- **Data shown**
----

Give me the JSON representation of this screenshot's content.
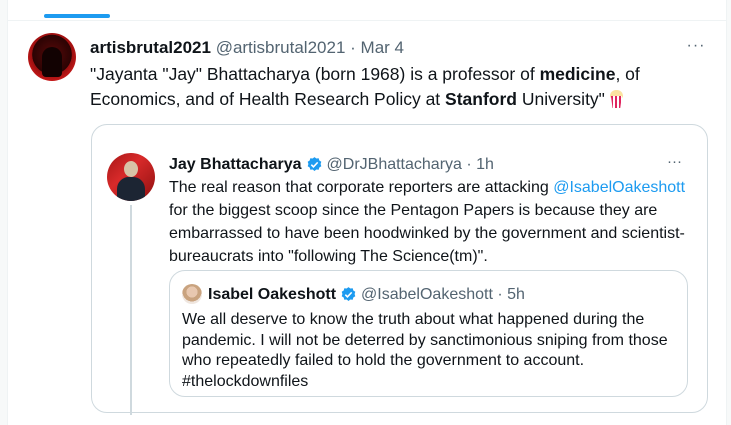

----

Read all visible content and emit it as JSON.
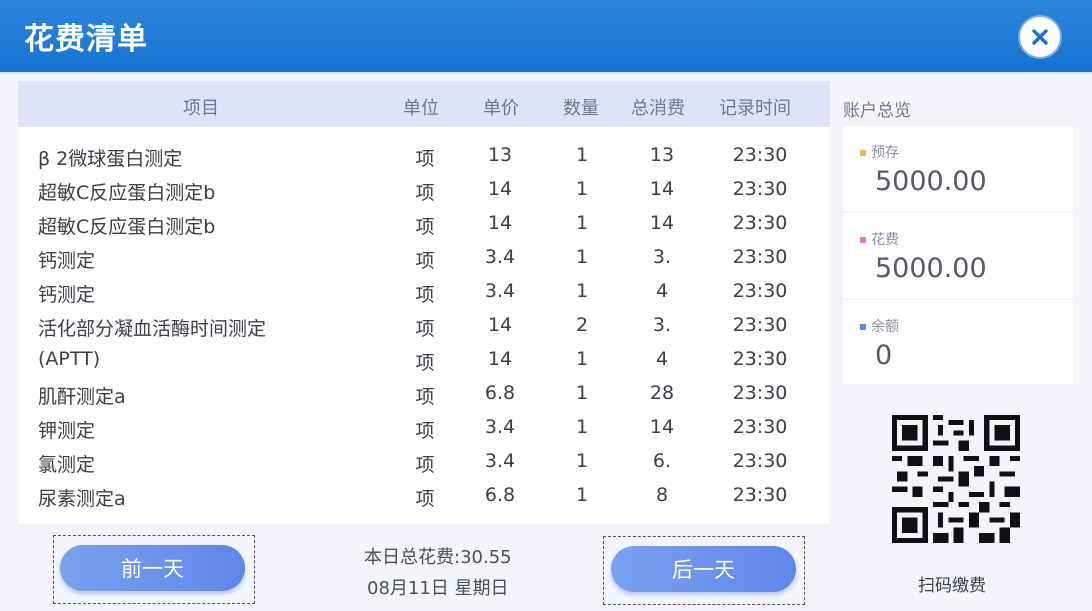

----

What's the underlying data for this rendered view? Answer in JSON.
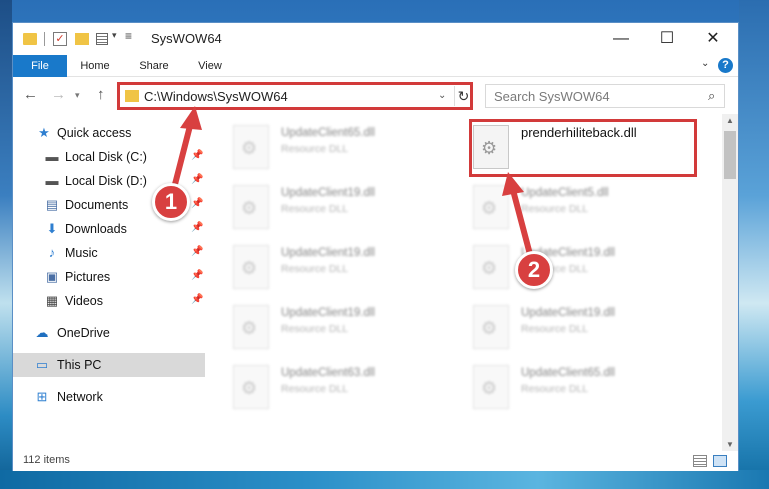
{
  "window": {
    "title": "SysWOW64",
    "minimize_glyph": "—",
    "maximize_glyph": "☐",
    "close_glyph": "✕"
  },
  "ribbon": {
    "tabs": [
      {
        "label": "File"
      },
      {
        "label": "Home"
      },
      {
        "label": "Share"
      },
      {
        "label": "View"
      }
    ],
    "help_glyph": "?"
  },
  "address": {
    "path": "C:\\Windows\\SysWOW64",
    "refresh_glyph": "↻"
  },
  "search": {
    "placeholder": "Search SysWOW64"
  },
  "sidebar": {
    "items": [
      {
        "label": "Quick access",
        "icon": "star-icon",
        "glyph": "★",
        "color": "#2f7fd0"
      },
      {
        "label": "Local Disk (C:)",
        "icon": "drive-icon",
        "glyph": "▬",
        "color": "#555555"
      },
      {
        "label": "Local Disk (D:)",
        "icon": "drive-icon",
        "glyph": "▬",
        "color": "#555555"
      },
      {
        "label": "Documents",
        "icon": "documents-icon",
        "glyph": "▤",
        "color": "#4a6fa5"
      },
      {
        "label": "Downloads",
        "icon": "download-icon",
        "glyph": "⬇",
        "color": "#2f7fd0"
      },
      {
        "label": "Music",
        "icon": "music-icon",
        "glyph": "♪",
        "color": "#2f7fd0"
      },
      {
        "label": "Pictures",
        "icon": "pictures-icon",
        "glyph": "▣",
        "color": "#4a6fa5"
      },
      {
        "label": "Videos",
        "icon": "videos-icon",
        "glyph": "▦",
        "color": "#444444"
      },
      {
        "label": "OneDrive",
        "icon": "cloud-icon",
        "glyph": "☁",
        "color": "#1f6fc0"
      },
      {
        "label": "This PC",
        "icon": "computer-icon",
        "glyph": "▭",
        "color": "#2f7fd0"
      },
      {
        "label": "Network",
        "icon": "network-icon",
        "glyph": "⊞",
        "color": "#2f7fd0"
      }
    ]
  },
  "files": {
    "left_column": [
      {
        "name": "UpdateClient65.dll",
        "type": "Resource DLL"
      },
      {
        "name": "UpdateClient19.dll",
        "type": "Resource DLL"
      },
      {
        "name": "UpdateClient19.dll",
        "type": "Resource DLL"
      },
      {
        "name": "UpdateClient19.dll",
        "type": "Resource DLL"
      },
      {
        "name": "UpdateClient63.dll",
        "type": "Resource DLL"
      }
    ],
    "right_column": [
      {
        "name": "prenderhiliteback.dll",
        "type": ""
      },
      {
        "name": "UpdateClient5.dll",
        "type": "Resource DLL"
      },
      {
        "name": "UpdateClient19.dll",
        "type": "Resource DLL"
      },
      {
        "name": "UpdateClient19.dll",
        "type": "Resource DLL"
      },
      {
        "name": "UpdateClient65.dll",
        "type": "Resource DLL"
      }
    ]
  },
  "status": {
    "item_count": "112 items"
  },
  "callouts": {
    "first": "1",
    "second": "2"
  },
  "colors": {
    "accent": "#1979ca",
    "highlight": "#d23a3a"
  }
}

----

- **What you have to do**
Where a line holds "content", copy that line.

- **Solution for this exercise**
Give me the JSON representation of this screenshot's content.
Read all visible content and emit it as JSON.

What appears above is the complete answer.